### [GIVEN INFORMATION]
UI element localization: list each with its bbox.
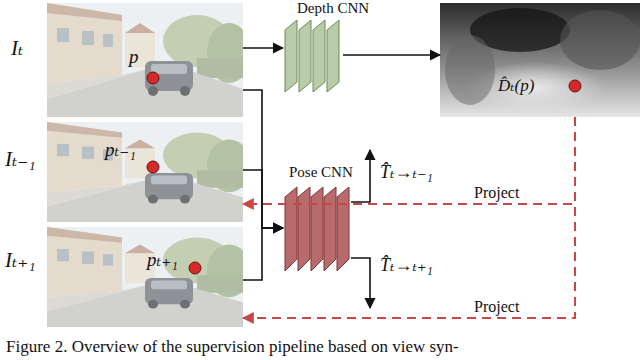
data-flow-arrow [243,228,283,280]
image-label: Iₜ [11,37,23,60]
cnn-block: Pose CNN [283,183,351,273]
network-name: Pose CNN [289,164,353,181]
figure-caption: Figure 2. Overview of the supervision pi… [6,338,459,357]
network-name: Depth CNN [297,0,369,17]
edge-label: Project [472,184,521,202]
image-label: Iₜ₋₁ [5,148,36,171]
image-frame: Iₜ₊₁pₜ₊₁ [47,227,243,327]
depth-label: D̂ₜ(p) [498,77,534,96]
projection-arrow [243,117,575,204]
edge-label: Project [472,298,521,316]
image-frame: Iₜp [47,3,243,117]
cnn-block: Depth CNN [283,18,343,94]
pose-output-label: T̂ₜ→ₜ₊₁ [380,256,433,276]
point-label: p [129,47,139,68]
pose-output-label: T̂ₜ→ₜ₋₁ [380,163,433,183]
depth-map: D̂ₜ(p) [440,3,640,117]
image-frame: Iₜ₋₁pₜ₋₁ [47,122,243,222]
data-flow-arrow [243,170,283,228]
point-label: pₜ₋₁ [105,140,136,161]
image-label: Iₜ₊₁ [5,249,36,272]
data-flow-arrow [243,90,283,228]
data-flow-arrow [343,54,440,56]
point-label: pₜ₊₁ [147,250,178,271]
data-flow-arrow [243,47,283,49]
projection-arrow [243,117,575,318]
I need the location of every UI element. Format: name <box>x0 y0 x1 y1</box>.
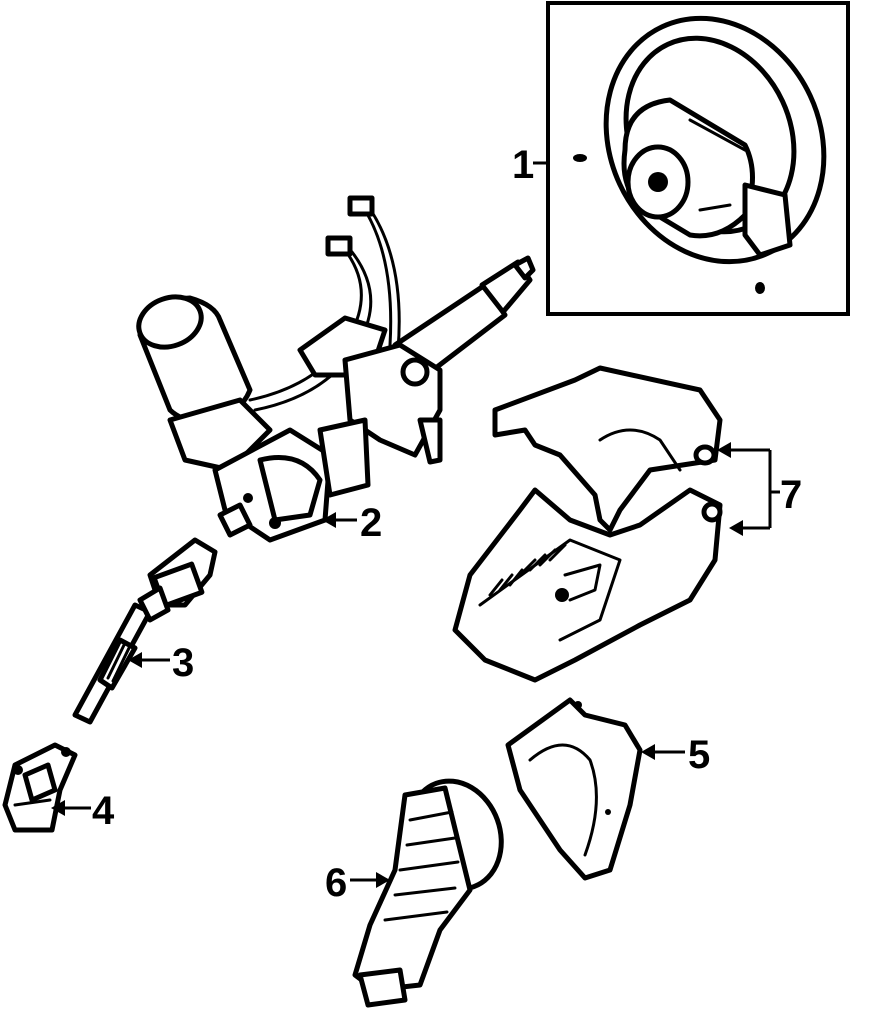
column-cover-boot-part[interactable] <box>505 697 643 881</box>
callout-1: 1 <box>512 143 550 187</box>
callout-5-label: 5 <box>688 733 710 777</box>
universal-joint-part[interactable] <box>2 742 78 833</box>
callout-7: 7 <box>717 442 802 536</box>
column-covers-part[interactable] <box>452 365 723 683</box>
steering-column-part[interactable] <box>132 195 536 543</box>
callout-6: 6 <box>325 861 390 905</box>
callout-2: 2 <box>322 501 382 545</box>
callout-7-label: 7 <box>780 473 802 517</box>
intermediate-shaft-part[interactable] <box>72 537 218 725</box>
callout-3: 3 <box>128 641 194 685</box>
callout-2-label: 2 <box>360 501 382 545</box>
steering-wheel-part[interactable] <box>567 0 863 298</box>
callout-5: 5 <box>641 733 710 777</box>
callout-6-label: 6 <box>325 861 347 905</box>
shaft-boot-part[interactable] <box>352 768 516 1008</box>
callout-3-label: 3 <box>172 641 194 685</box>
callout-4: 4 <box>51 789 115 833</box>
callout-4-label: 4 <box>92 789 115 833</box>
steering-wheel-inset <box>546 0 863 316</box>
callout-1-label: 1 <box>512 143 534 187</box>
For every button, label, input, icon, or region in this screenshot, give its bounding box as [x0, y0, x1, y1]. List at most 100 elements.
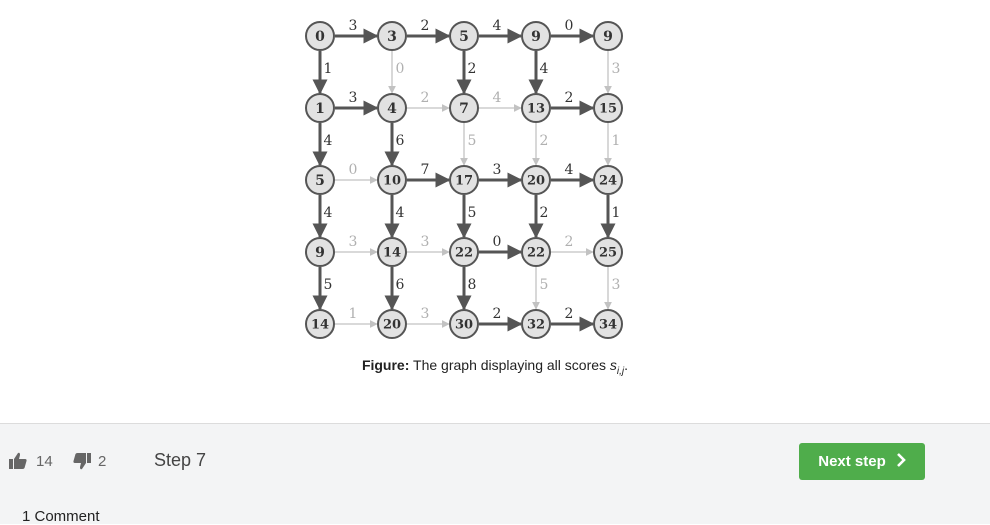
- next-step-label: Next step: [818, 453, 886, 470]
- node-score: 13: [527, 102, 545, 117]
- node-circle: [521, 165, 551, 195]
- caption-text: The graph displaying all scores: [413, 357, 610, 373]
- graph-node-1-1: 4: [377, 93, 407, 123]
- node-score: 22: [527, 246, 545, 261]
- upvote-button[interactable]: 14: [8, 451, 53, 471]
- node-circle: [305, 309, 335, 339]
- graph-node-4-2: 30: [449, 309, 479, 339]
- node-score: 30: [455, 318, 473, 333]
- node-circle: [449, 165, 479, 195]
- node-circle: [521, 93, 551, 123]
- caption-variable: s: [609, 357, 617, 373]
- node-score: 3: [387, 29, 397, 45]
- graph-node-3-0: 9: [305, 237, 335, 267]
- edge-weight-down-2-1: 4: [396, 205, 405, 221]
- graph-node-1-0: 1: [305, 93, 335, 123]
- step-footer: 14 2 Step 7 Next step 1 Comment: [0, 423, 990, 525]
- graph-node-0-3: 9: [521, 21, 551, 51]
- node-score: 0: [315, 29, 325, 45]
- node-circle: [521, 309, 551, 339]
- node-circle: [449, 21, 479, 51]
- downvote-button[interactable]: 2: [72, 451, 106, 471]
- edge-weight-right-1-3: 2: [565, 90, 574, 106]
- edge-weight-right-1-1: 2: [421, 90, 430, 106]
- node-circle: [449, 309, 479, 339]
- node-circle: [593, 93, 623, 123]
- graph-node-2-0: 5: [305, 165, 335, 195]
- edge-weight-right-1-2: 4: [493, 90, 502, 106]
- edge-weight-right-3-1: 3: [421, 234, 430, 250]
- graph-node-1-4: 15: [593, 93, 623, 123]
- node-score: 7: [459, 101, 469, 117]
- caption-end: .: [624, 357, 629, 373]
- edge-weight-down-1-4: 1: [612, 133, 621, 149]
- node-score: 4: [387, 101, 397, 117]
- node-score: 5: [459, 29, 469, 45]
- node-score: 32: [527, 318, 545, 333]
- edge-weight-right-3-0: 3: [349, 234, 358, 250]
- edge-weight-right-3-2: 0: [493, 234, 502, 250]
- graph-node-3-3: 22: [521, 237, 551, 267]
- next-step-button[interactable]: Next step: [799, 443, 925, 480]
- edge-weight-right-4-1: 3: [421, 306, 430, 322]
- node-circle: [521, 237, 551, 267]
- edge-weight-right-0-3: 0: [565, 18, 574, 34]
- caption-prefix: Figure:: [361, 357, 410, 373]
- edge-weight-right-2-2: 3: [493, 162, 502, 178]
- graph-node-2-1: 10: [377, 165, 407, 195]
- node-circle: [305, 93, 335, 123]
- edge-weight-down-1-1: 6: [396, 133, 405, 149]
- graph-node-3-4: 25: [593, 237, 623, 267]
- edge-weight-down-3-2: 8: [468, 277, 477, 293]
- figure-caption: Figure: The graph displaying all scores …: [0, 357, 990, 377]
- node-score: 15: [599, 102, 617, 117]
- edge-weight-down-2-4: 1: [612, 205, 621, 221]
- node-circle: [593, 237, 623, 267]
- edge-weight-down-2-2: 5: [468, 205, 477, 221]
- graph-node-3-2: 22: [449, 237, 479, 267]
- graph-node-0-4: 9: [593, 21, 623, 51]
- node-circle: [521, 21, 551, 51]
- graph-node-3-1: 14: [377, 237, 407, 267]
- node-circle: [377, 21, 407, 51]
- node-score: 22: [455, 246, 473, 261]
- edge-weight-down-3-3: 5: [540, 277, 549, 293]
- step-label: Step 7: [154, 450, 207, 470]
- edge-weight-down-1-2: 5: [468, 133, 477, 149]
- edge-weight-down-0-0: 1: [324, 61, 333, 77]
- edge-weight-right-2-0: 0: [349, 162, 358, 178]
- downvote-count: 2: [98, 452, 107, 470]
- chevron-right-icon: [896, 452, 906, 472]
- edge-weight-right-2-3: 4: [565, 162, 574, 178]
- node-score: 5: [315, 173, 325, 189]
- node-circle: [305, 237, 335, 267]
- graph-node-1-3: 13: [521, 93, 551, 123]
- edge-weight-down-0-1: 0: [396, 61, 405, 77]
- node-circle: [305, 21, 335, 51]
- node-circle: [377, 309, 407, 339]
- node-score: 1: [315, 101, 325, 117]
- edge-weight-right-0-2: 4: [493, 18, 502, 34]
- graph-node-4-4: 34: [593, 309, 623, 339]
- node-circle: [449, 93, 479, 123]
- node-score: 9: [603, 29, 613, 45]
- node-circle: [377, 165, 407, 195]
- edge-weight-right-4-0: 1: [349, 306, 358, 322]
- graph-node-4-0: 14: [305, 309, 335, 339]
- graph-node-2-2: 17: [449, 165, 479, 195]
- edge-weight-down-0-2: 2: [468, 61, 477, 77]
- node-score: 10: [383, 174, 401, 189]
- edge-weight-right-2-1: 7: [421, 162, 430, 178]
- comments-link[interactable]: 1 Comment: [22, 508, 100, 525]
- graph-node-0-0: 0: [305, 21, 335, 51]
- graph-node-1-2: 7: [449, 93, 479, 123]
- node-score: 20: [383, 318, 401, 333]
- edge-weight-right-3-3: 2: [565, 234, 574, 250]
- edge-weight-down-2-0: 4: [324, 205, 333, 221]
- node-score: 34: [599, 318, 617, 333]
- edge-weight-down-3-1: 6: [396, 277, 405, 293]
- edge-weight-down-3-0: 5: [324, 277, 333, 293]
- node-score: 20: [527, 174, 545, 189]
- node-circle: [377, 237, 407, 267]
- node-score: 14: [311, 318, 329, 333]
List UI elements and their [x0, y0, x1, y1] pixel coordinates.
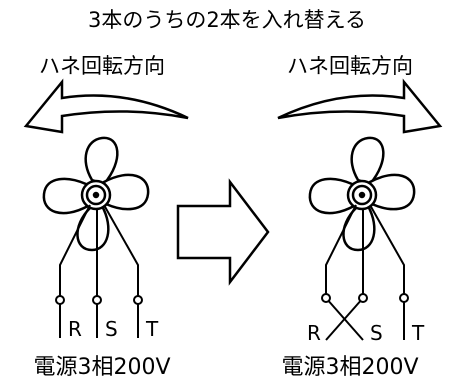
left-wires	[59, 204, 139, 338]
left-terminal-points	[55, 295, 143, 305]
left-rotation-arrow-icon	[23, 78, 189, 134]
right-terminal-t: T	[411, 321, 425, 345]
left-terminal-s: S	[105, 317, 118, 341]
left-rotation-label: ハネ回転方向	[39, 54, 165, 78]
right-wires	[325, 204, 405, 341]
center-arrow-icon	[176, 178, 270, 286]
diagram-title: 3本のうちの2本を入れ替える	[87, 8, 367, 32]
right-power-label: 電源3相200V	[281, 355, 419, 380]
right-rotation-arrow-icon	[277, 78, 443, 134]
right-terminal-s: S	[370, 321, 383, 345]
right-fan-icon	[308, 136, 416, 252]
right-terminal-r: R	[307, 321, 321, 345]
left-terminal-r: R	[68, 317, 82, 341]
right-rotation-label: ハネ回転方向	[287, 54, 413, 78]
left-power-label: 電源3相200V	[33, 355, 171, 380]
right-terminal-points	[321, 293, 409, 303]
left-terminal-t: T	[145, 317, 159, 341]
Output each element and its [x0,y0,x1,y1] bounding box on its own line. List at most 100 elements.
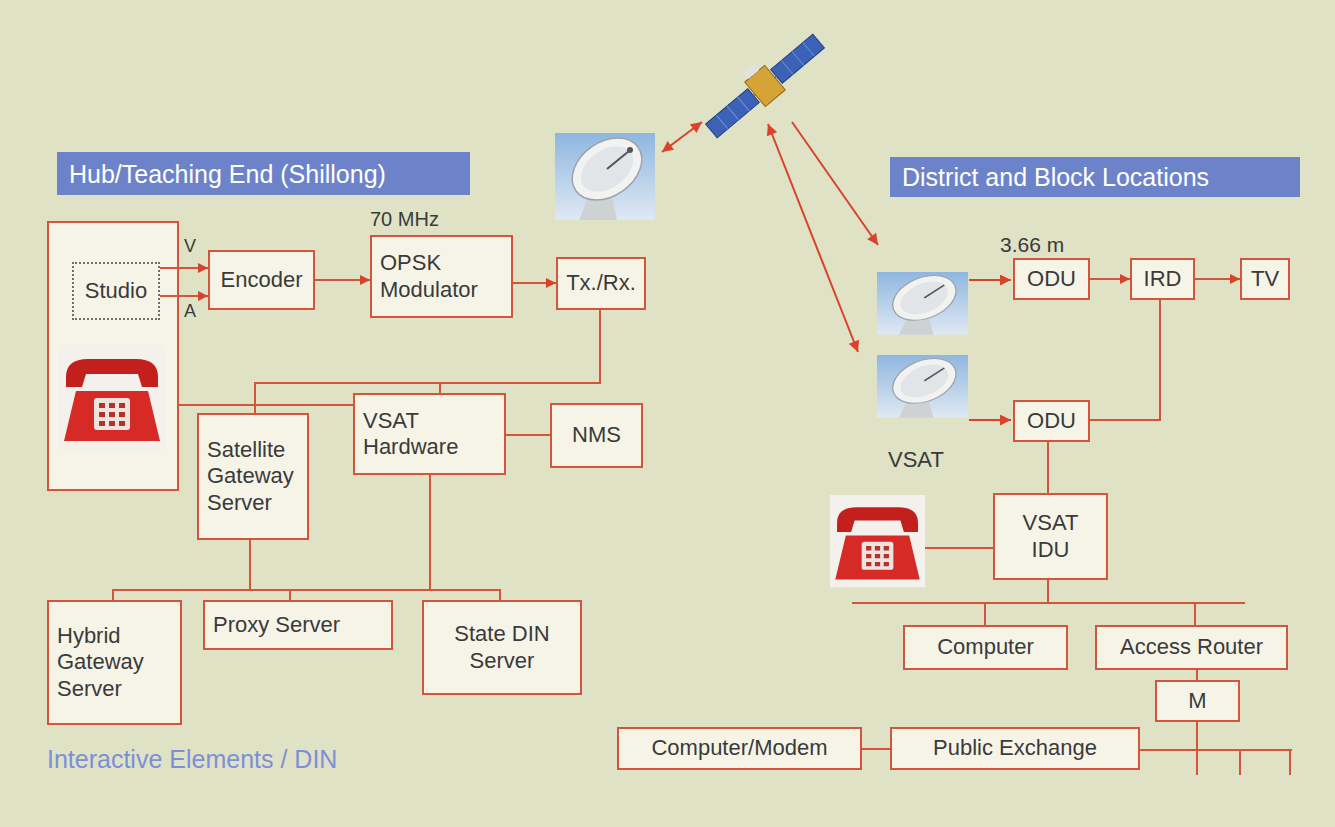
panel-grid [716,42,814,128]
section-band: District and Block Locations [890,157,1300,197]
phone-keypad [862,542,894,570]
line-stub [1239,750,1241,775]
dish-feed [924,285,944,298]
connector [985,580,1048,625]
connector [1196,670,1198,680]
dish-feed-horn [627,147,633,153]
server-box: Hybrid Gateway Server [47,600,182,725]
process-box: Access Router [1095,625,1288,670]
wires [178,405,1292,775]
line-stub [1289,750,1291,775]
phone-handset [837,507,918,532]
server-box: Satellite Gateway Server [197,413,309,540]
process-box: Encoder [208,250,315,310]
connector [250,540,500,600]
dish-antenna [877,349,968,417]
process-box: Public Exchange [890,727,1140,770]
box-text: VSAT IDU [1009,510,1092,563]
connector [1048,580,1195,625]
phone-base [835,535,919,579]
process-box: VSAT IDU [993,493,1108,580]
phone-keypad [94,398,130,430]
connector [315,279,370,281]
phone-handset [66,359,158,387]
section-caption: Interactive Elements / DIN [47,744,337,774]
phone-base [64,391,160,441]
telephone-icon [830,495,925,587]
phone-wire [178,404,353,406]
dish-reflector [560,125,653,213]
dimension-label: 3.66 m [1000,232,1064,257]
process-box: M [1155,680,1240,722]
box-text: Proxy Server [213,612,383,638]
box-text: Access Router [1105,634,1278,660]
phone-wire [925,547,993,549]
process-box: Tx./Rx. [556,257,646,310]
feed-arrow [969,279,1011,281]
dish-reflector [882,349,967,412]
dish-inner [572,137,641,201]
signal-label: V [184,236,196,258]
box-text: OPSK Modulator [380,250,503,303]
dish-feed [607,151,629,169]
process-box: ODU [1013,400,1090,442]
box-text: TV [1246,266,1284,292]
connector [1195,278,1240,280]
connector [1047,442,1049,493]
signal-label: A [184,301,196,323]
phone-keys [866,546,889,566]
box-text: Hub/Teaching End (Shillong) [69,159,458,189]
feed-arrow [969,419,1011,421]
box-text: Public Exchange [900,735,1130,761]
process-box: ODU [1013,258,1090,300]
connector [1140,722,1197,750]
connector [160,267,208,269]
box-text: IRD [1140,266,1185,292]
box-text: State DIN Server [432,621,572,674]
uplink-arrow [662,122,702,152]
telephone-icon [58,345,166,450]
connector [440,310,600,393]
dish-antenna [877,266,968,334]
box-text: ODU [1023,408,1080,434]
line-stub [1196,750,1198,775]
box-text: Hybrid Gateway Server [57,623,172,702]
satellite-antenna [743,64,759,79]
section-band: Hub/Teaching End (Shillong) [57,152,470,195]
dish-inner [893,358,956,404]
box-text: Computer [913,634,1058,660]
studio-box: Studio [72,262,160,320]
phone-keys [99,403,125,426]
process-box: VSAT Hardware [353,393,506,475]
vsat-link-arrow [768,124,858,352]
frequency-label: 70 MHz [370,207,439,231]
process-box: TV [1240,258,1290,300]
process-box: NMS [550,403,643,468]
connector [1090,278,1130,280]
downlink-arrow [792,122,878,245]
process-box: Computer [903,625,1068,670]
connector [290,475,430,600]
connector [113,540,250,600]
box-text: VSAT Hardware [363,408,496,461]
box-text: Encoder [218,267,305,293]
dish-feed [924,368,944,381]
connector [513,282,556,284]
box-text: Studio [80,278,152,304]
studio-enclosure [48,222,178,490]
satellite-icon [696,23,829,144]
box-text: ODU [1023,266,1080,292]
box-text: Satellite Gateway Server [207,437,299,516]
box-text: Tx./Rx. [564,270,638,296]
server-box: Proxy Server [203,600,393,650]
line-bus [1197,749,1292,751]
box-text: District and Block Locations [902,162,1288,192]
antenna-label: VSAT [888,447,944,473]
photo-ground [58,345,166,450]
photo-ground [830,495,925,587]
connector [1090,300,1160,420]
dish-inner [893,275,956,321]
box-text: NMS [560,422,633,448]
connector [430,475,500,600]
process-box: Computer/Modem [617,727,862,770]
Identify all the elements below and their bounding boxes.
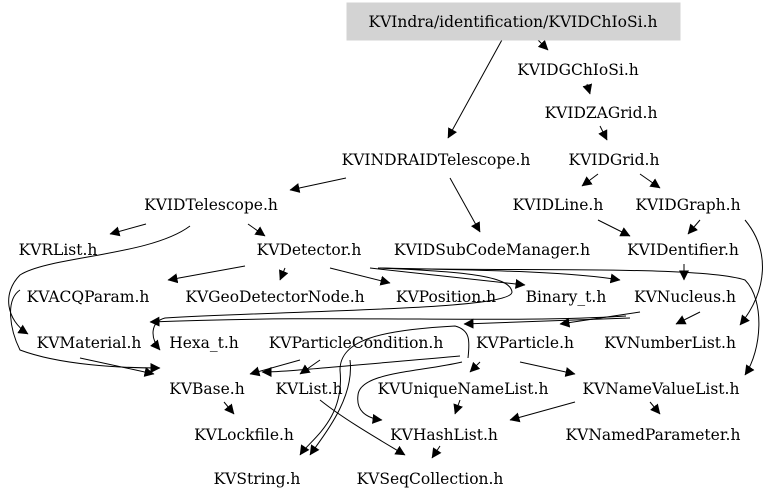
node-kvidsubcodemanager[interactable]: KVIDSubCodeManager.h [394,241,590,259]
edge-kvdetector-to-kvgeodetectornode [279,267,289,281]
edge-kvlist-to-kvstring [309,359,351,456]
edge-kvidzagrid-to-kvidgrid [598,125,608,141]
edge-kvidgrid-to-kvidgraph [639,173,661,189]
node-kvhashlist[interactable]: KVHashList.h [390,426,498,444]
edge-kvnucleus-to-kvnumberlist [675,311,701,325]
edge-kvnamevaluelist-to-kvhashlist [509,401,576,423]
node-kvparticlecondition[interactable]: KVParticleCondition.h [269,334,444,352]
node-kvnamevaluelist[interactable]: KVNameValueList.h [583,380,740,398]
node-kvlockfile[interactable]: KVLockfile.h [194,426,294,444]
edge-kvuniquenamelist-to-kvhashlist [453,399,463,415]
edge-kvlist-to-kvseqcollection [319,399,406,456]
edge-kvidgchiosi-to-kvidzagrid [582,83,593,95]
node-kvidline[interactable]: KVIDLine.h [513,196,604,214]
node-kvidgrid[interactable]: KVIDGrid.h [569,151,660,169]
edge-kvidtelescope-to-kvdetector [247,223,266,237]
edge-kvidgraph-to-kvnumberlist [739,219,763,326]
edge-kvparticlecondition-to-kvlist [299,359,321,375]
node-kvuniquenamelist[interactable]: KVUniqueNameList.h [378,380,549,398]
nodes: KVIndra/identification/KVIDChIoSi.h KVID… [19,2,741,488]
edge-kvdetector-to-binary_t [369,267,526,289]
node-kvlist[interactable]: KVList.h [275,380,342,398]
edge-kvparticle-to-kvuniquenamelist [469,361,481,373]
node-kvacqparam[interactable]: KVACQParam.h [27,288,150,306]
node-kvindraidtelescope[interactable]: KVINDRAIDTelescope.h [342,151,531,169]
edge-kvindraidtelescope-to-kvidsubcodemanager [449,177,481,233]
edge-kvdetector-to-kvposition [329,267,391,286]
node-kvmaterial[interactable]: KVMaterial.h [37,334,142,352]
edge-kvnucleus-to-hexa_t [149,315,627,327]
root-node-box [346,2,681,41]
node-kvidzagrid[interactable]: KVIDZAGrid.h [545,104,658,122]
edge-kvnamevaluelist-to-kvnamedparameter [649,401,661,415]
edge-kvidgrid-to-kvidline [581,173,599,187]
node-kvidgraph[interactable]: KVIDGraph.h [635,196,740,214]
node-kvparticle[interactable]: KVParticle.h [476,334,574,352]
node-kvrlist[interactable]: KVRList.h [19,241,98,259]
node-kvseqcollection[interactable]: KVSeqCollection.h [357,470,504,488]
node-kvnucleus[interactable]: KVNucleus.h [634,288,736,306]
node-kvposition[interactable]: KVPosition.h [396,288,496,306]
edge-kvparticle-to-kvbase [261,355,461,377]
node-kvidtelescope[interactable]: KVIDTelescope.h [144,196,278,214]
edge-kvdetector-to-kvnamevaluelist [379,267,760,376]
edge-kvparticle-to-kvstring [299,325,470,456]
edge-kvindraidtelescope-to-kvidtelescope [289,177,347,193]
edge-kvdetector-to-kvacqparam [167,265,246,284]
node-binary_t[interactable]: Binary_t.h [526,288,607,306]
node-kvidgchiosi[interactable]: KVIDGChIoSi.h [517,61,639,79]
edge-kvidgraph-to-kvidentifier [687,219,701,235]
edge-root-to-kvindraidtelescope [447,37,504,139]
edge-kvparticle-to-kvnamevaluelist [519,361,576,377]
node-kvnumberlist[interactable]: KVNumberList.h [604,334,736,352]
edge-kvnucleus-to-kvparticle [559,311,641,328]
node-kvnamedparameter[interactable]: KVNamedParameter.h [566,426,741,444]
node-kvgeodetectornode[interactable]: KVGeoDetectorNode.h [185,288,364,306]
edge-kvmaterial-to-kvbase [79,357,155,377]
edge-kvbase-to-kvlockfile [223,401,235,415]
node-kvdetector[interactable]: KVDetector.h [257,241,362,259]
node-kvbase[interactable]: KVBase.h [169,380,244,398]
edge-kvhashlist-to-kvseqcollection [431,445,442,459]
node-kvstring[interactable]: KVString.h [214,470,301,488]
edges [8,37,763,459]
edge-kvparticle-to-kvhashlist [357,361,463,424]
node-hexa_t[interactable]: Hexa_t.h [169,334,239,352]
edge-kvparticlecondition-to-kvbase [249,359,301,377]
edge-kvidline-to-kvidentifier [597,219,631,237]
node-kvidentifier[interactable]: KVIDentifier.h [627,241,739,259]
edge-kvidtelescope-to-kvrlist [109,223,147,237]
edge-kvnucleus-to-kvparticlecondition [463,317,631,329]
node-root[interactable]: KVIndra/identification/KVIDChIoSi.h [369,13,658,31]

### [THE EXERCISE]
Starting at the line containing "- next-step-label: Next" and ending at the line containing "- graph-node-1-1: 4: [377, 93, 407, 123]", give these lines of the records again with "node-circle" switched to "node-ring" and all else unchanged.

### [SOLUTION TO THE EXERCISE]
- next-step-label: Next step: [818, 453, 886, 470]
- node-score: 13: [527, 102, 545, 117]
- node-ring: [521, 165, 551, 195]
- caption-text: The graph displaying all scores: [413, 357, 610, 373]
- graph-node-1-1: 4: [377, 93, 407, 123]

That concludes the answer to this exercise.